◆ **Work to do**
Reproduce all the entries precisely.

◆ **Exercise inputs**
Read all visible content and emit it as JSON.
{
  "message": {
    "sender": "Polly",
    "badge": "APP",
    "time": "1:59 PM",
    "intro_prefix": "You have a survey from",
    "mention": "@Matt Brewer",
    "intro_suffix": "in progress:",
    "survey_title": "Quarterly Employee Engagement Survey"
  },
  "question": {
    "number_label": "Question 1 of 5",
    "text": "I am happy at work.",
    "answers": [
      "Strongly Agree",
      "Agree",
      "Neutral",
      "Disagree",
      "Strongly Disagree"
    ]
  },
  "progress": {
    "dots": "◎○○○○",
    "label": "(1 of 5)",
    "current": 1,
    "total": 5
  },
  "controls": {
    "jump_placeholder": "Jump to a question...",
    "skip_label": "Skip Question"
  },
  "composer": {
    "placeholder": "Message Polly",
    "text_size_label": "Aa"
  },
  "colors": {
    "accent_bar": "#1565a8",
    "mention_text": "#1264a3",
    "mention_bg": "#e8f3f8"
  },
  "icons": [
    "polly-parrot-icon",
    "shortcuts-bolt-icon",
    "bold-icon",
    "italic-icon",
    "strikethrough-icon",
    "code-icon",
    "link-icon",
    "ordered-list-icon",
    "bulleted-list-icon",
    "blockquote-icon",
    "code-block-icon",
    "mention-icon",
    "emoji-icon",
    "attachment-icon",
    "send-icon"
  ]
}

◆ **Output below**
Read all visible content and emit it as JSON.
{
  "message": {
    "sender": "Polly",
    "badge": "APP",
    "time": "1:59 PM",
    "intro_prefix": "You have a survey from",
    "mention": "@Matt Brewer",
    "intro_suffix": "in progress:",
    "survey_title": "Quarterly Employee Engagement Survey"
  },
  "question": {
    "number_label": "Question 1 of 5",
    "text": "I am happy at work.",
    "answers": [
      "Strongly Agree",
      "Agree",
      "Neutral",
      "Disagree",
      "Strongly Disagree"
    ]
  },
  "progress": {
    "dots": "◎○○○○",
    "label": "(1 of 5)",
    "current": 1,
    "total": 5
  },
  "controls": {
    "jump_placeholder": "Jump to a question...",
    "skip_label": "Skip Question"
  },
  "composer": {
    "placeholder": "Message Polly",
    "text_size_label": "Aa"
  },
  "colors": {
    "accent_bar": "#1565a8",
    "mention_text": "#1264a3",
    "mention_bg": "#e8f3f8"
  },
  "icons": [
    "polly-parrot-icon",
    "shortcuts-bolt-icon",
    "bold-icon",
    "italic-icon",
    "strikethrough-icon",
    "code-icon",
    "link-icon",
    "ordered-list-icon",
    "bulleted-list-icon",
    "blockquote-icon",
    "code-block-icon",
    "mention-icon",
    "emoji-icon",
    "attachment-icon",
    "send-icon"
  ]
}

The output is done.